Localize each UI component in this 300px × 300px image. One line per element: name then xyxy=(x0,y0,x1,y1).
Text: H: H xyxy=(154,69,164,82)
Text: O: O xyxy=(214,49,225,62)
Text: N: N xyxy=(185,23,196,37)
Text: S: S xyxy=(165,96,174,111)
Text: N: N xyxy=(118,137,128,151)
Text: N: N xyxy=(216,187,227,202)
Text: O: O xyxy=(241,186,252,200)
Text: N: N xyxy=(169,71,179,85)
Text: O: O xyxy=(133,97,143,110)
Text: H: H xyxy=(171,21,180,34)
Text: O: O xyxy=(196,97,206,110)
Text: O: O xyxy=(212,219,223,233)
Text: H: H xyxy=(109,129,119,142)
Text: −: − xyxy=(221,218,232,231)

---

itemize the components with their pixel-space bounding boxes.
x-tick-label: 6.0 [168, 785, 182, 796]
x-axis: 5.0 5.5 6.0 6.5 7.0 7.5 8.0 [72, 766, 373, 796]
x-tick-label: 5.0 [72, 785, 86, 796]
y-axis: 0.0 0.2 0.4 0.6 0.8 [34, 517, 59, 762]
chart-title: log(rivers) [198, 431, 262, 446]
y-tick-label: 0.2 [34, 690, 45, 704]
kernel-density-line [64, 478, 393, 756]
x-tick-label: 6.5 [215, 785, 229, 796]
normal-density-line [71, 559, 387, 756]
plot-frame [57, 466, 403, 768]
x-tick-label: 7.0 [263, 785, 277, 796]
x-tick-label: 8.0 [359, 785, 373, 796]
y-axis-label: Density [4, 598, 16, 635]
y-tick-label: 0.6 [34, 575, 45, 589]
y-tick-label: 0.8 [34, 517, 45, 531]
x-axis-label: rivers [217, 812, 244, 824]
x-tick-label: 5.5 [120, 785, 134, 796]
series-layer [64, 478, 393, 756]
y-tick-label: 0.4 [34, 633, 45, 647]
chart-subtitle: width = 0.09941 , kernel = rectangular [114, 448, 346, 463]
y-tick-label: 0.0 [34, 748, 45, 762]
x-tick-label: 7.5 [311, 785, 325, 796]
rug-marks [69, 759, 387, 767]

Work to do: Recast the data from the line containing "Localize each UI" through the line containing "Text: O: O xyxy=(133,97,143,110)" as a JSON list of strings, one per line, both ends included and blank lines omitted.

The response:
[
  "Localize each UI component in this 300px × 300px image. One line per element: name then xyxy=(x0,y0,x1,y1).",
  "Text: H: H xyxy=(154,69,164,82)",
  "Text: O: O xyxy=(214,49,225,62)",
  "Text: N: N xyxy=(185,23,196,37)",
  "Text: S: S xyxy=(165,96,174,111)",
  "Text: N: N xyxy=(118,137,128,151)",
  "Text: N: N xyxy=(216,187,227,202)",
  "Text: O: O xyxy=(241,186,252,200)",
  "Text: N: N xyxy=(169,71,179,85)",
  "Text: O: O xyxy=(133,97,143,110)"
]